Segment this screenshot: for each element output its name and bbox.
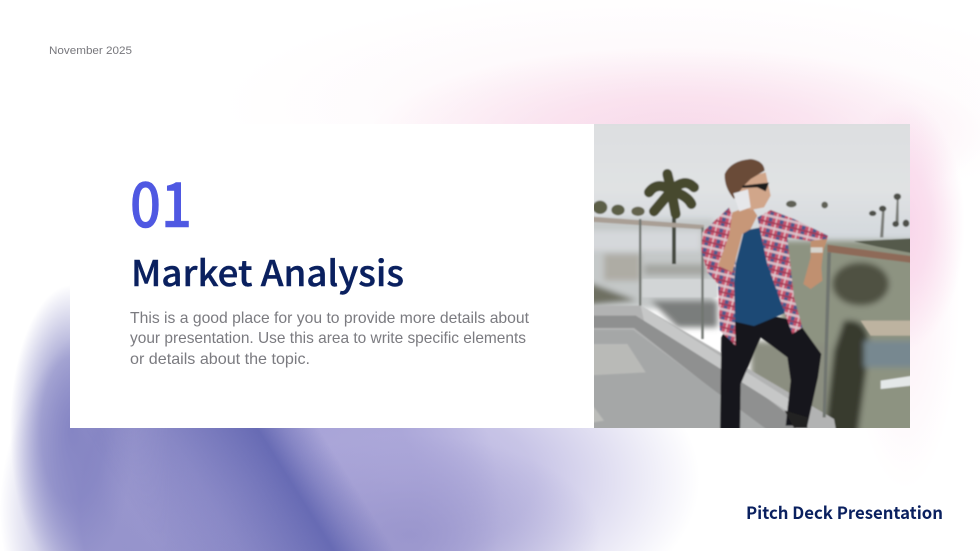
- - - - -
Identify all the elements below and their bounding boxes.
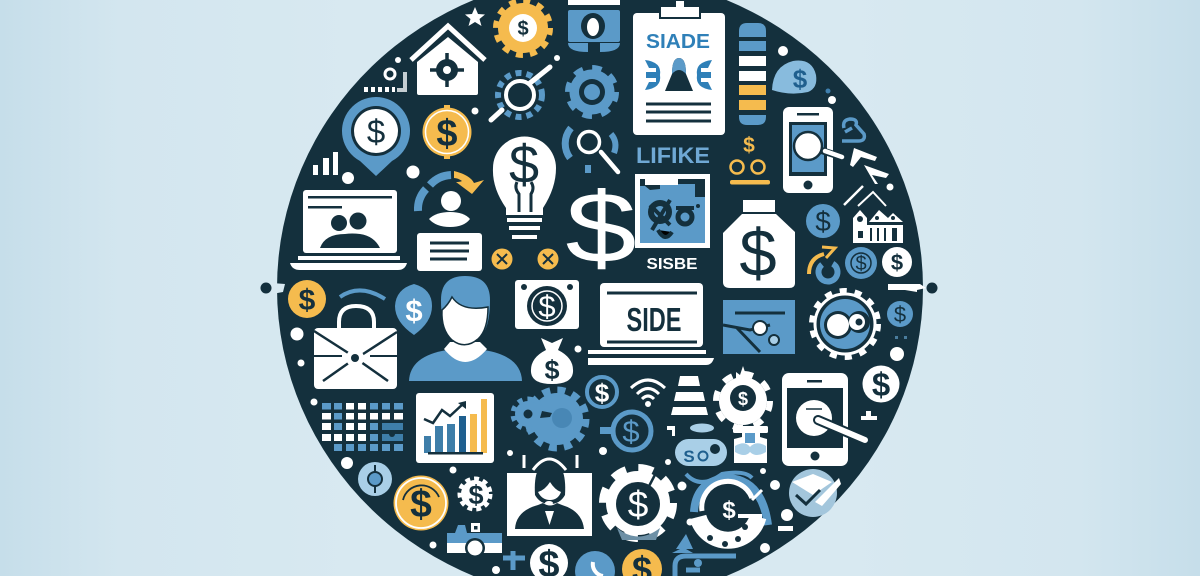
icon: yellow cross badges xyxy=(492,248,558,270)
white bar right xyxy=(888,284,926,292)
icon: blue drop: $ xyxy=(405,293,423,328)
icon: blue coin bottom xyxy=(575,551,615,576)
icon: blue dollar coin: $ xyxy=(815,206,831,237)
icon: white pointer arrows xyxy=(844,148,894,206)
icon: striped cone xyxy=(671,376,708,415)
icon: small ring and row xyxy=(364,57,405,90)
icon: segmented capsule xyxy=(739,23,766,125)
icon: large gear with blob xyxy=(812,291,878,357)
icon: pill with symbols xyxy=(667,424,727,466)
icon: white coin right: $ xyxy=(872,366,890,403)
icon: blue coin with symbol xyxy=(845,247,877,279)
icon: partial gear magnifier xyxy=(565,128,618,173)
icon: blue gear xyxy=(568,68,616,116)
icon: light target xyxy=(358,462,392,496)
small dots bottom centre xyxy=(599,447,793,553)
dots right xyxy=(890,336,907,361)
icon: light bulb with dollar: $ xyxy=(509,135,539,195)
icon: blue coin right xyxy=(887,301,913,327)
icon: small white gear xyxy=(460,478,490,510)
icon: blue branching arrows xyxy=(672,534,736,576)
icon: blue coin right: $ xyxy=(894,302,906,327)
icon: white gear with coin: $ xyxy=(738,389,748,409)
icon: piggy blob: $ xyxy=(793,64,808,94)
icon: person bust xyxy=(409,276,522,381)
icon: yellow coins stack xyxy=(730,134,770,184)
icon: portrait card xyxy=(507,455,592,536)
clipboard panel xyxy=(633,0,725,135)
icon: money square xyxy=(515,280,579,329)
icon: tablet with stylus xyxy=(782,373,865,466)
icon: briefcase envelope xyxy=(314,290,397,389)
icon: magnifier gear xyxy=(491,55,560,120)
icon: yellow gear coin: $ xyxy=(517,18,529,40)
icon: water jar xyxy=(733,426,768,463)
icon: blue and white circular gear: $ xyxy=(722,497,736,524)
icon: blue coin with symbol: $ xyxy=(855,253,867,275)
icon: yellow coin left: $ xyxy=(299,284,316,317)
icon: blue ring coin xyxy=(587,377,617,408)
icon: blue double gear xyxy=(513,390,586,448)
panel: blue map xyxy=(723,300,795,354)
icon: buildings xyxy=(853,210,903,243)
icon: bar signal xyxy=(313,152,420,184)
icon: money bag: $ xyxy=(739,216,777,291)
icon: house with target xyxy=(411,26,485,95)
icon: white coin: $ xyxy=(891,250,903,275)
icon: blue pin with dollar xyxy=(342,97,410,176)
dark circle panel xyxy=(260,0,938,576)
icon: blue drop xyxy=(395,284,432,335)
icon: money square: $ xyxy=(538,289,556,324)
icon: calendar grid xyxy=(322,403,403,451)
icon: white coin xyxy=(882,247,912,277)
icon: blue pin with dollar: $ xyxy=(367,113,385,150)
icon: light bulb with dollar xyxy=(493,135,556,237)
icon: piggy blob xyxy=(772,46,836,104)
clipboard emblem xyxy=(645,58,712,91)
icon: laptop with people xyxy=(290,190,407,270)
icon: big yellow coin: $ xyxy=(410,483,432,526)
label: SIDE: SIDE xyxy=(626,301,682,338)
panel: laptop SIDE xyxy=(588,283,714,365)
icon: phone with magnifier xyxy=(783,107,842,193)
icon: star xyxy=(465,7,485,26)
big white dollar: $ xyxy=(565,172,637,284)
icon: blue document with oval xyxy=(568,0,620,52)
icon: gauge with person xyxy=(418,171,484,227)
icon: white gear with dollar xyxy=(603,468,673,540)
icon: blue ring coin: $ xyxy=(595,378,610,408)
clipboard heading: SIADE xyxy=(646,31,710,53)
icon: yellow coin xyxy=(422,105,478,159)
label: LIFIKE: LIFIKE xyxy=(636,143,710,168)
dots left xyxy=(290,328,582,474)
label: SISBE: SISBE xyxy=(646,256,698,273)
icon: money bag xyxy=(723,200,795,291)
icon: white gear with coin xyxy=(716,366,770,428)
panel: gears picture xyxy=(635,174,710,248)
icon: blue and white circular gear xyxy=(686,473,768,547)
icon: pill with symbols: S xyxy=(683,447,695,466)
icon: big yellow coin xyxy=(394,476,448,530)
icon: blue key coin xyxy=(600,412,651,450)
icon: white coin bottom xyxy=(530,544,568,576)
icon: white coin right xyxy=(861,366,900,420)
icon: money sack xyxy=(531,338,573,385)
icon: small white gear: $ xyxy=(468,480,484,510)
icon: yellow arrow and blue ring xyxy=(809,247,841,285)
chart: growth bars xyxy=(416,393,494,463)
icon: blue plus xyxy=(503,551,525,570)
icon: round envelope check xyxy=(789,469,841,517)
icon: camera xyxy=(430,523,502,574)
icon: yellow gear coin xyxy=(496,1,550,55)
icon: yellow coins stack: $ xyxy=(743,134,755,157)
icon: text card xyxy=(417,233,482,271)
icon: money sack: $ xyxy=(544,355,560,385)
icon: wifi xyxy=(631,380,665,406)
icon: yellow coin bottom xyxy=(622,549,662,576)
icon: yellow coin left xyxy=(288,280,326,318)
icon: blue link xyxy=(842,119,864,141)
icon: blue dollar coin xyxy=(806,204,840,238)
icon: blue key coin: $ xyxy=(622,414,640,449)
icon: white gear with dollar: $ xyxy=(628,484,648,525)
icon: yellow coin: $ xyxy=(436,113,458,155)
- - - - -
• _Descrição da tarefa_
Por favor, organize em CSV de duas colunas, "enunciado" e "resposta", o material da linha com "Identify all the" até a linha com "icon: blue coin right xyxy=(887,301,913,327)", ambas incluídas, pondo em cada linha do CSV o texto e sua resposta. Coloque cada campo entre aspas, troque as quebras de linha por espaços e deixe as imagens fora da resposta.

• _Resposta da tarefa_
enunciado,resposta
"Identify all the elements below and their bounding boxes.","icon: yellow cross badges xyxy=(492,248,558,270) white bar right xyxy=(888,284,926,292) icon: blue drop: $ xyxy=(405,293,423,328) icon: blue coin bottom xyxy=(575,551,615,576) icon: blue dollar coin: $ xyxy=(815,206,831,237) icon: white pointer arrows xyxy=(844,148,894,206) icon: striped cone xyxy=(671,376,708,415) icon: small ring and row xyxy=(364,57,405,90) icon: segmented capsule xyxy=(739,23,766,125) icon: large gear with blob xyxy=(812,291,878,357) icon: pill with symbols xyxy=(667,424,727,466) icon: white coin right: $ xyxy=(872,366,890,403) icon: blue coin with symbol xyxy=(845,247,877,279) icon: partial gear magnifier xyxy=(565,128,618,173) icon: blue gear xyxy=(568,68,616,116) icon: light target xyxy=(358,462,392,496) small dots bottom centre xyxy=(599,447,793,553) dots right xyxy=(890,336,907,361) icon: light bulb with dollar: $ xyxy=(509,135,539,195) icon: blue coin right xyxy=(887,301,913,327)"